» Record excerpts:
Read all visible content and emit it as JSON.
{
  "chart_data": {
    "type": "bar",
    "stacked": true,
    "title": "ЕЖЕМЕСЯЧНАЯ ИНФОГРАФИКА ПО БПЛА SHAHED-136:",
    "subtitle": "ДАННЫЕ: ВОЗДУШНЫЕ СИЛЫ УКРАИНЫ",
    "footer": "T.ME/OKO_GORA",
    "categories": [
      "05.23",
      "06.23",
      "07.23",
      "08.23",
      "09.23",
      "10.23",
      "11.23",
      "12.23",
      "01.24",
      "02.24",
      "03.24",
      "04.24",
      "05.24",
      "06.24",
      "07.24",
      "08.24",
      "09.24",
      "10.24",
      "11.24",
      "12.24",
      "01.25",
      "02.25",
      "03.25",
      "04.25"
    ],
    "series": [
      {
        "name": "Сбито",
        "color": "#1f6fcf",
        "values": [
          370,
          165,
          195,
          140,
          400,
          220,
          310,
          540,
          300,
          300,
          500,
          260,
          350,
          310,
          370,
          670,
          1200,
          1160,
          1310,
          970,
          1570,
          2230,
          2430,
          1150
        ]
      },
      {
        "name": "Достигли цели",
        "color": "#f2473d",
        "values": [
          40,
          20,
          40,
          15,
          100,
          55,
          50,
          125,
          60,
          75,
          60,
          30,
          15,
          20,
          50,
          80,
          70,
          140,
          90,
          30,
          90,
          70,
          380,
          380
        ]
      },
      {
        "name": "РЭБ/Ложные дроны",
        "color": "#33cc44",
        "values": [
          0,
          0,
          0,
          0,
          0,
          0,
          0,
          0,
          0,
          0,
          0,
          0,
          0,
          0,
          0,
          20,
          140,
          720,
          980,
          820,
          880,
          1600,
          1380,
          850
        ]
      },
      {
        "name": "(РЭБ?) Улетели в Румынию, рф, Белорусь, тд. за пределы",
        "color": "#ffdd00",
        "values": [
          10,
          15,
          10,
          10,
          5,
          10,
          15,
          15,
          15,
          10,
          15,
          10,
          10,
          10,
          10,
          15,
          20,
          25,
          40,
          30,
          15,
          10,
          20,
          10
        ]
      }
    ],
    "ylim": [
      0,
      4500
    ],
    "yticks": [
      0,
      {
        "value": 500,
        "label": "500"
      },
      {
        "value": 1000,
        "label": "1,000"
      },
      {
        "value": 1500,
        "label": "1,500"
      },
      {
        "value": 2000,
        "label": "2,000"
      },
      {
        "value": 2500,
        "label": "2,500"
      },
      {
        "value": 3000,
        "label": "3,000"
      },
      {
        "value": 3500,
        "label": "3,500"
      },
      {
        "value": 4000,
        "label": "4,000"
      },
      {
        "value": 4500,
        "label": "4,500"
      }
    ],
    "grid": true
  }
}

» To do: Scan the material above for the string "color" and report each line where you find it.

» Response:
        "color": "#1f6fcf",
        "color": "#f2473d",
        "color": "#33cc44",
        "color": "#ffdd00",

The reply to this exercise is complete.